Entries with figure data:
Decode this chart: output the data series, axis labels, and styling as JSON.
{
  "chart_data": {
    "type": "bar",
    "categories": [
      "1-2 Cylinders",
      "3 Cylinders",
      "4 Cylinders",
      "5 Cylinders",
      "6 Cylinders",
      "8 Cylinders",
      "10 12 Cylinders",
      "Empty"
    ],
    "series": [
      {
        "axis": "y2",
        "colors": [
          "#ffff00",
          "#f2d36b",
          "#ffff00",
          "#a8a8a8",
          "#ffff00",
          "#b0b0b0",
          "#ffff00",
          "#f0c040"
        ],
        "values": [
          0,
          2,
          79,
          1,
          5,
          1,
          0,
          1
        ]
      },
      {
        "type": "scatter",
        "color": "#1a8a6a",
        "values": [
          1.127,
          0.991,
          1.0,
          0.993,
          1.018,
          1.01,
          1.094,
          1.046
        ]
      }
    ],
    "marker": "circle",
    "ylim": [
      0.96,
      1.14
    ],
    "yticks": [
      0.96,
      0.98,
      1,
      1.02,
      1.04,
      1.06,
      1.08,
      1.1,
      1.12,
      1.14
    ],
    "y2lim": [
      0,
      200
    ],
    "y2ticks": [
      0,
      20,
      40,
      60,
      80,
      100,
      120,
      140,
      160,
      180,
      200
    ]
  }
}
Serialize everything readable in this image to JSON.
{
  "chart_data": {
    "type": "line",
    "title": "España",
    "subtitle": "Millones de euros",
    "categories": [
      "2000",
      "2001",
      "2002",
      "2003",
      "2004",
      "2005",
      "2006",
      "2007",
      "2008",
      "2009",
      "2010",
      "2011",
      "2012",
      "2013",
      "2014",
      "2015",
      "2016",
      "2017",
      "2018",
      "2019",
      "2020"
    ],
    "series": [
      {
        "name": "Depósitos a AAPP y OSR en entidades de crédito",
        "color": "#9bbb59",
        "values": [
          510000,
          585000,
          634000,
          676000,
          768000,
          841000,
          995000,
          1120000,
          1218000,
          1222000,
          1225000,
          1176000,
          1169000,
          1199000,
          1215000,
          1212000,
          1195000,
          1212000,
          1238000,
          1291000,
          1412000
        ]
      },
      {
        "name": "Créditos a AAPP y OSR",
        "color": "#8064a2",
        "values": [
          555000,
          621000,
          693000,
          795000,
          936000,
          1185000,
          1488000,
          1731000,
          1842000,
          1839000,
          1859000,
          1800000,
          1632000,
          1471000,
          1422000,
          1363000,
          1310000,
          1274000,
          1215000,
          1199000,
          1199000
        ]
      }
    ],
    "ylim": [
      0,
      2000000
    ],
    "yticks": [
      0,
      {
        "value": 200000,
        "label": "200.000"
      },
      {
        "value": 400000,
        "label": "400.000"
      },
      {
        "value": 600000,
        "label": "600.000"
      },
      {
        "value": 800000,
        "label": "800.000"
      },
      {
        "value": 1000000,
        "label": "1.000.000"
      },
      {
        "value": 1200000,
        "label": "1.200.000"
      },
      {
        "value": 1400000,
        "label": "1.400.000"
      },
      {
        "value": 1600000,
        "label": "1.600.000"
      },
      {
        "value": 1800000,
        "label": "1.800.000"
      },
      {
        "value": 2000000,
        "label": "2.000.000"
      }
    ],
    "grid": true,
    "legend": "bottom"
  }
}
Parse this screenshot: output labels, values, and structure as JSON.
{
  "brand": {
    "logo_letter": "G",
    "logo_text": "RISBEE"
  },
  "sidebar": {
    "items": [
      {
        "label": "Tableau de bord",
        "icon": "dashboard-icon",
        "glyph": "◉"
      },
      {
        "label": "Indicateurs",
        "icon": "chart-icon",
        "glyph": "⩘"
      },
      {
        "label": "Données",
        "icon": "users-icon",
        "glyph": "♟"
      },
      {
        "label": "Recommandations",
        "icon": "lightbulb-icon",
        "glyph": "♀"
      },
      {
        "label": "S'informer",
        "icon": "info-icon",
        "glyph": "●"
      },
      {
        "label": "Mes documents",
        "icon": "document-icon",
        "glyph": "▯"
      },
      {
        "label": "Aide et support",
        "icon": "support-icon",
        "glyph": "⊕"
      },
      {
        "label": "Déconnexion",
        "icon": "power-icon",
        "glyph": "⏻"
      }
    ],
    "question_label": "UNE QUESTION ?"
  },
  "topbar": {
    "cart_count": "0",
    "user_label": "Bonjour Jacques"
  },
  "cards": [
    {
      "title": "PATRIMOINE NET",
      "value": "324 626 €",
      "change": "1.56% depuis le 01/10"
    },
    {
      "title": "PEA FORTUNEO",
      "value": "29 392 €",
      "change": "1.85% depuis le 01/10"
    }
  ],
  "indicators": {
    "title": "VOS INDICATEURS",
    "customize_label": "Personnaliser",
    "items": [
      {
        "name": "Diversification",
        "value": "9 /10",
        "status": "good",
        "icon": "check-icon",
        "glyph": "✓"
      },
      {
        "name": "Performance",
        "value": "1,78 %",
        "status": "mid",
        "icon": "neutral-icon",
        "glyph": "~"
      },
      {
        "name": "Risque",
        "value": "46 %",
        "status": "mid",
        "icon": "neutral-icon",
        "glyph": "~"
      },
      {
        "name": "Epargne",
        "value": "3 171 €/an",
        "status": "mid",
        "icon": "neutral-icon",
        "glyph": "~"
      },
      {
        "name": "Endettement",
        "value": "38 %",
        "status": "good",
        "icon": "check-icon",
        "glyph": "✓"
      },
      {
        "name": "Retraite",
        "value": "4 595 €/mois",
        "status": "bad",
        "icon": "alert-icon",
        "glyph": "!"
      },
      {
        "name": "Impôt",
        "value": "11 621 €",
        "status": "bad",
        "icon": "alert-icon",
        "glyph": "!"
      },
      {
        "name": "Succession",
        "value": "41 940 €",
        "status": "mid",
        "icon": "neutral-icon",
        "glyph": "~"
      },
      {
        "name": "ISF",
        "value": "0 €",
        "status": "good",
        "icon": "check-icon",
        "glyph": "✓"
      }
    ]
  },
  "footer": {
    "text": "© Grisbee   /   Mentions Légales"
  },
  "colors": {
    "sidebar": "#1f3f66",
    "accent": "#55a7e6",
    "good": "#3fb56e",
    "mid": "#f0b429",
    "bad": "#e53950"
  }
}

**The task**
Extract all of the data shown above without alteration.

**Full solution**
Decode this chart: output the data series, axis labels, and styling as JSON.
{
  "chart_data": {
    "type": "bar",
    "categories": [
      "1-2 Cylinders",
      "3 Cylinders",
      "4 Cylinders",
      "5 Cylinders",
      "6 Cylinders",
      "8 Cylinders",
      "10 12 Cylinders",
      "Empty"
    ],
    "series": [
      {
        "axis": "y2",
        "colors": [
          "#ffff00",
          "#f2d36b",
          "#ffff00",
          "#a8a8a8",
          "#ffff00",
          "#b0b0b0",
          "#ffff00",
          "#f0c040"
        ],
        "values": [
          0,
          2,
          79,
          1,
          5,
          1,
          0,
          1
        ]
      },
      {
        "type": "scatter",
        "color": "#1a8a6a",
        "values": [
          1.127,
          0.991,
          1.0,
          0.993,
          1.018,
          1.01,
          1.094,
          1.046
        ]
      }
    ],
    "marker": "circle",
    "ylim": [
      0.96,
      1.14
    ],
    "yticks": [
      0.96,
      0.98,
      1,
      1.02,
      1.04,
      1.06,
      1.08,
      1.1,
      1.12,
      1.14
    ],
    "y2lim": [
      0,
      200
    ],
    "y2ticks": [
      0,
      20,
      40,
      60,
      80,
      100,
      120,
      140,
      160,
      180,
      200
    ]
  }
}
Serialize everything readable in this image to JSON.
{
  "chart_data": {
    "type": "line",
    "title": "España",
    "subtitle": "Millones de euros",
    "categories": [
      "2000",
      "2001",
      "2002",
      "2003",
      "2004",
      "2005",
      "2006",
      "2007",
      "2008",
      "2009",
      "2010",
      "2011",
      "2012",
      "2013",
      "2014",
      "2015",
      "2016",
      "2017",
      "2018",
      "2019",
      "2020"
    ],
    "series": [
      {
        "name": "Depósitos a AAPP y OSR en entidades de crédito",
        "color": "#9bbb59",
        "values": [
          510000,
          585000,
          634000,
          676000,
          768000,
          841000,
          995000,
          1120000,
          1218000,
          1222000,
          1225000,
          1176000,
          1169000,
          1199000,
          1215000,
          1212000,
          1195000,
          1212000,
          1238000,
          1291000,
          1412000
        ]
      },
      {
        "name": "Créditos a AAPP y OSR",
        "color": "#8064a2",
        "values": [
          555000,
          621000,
          693000,
          795000,
          936000,
          1185000,
          1488000,
          1731000,
          1842000,
          1839000,
          1859000,
          1800000,
          1632000,
          1471000,
          1422000,
          1363000,
          1310000,
          1274000,
          1215000,
          1199000,
          1199000
        ]
      }
    ],
    "ylim": [
      0,
      2000000
    ],
    "yticks": [
      0,
      {
        "value": 200000,
        "label": "200.000"
      },
      {
        "value": 400000,
        "label": "400.000"
      },
      {
        "value": 600000,
        "label": "600.000"
      },
      {
        "value": 800000,
        "label": "800.000"
      },
      {
        "value": 1000000,
        "label": "1.000.000"
      },
      {
        "value": 1200000,
        "label": "1.200.000"
      },
      {
        "value": 1400000,
        "label": "1.400.000"
      },
      {
        "value": 1600000,
        "label": "1.600.000"
      },
      {
        "value": 1800000,
        "label": "1.800.000"
      },
      {
        "value": 2000000,
        "label": "2.000.000"
      }
    ],
    "grid": true,
    "legend": "bottom"
  }
}
Parse this screenshot: output labels, values, and structure as JSON.
{
  "brand": {
    "logo_letter": "G",
    "logo_text": "RISBEE"
  },
  "sidebar": {
    "items": [
      {
        "label": "Tableau de bord",
        "icon": "dashboard-icon",
        "glyph": "◉"
      },
      {
        "label": "Indicateurs",
        "icon": "chart-icon",
        "glyph": "⩘"
      },
      {
        "label": "Données",
        "icon": "users-icon",
        "glyph": "♟"
      },
      {
        "label": "Recommandations",
        "icon": "lightbulb-icon",
        "glyph": "♀"
      },
      {
        "label": "S'informer",
        "icon": "info-icon",
        "glyph": "●"
      },
      {
        "label": "Mes documents",
        "icon": "document-icon",
        "glyph": "▯"
      },
      {
        "label": "Aide et support",
        "icon": "support-icon",
        "glyph": "⊕"
      },
      {
        "label": "Déconnexion",
        "icon": "power-icon",
        "glyph": "⏻"
      }
    ],
    "question_label": "UNE QUESTION ?"
  },
  "topbar": {
    "cart_count": "0",
    "user_label": "Bonjour Jacques"
  },
  "cards": [
    {
      "title": "PATRIMOINE NET",
      "value": "324 626 €",
      "change": "1.56% depuis le 01/10"
    },
    {
      "title": "PEA FORTUNEO",
      "value": "29 392 €",
      "change": "1.85% depuis le 01/10"
    }
  ],
  "indicators": {
    "title": "VOS INDICATEURS",
    "customize_label": "Personnaliser",
    "items": [
      {
        "name": "Diversification",
        "value": "9 /10",
        "status": "good",
        "icon": "check-icon",
        "glyph": "✓"
      },
      {
        "name": "Performance",
        "value": "1,78 %",
        "status": "mid",
        "icon": "neutral-icon",
        "glyph": "~"
      },
      {
        "name": "Risque",
        "value": "46 %",
        "status": "mid",
        "icon": "neutral-icon",
        "glyph": "~"
      },
      {
        "name": "Epargne",
        "value": "3 171 €/an",
        "status": "mid",
        "icon": "neutral-icon",
        "glyph": "~"
      },
      {
        "name": "Endettement",
        "value": "38 %",
        "status": "good",
        "icon": "check-icon",
        "glyph": "✓"
      },
      {
        "name": "Retraite",
        "value": "4 595 €/mois",
        "status": "bad",
        "icon": "alert-icon",
        "glyph": "!"
      },
      {
        "name": "Impôt",
        "value": "11 621 €",
        "status": "bad",
        "icon": "alert-icon",
        "glyph": "!"
      },
      {
        "name": "Succession",
        "value": "41 940 €",
        "status": "mid",
        "icon": "neutral-icon",
        "glyph": "~"
      },
      {
        "name": "ISF",
        "value": "0 €",
        "status": "good",
        "icon": "check-icon",
        "glyph": "✓"
      }
    ]
  },
  "footer": {
    "text": "© Grisbee   /   Mentions Légales"
  },
  "colors": {
    "sidebar": "#1f3f66",
    "accent": "#55a7e6",
    "good": "#3fb56e",
    "mid": "#f0b429",
    "bad": "#e53950"
  }
}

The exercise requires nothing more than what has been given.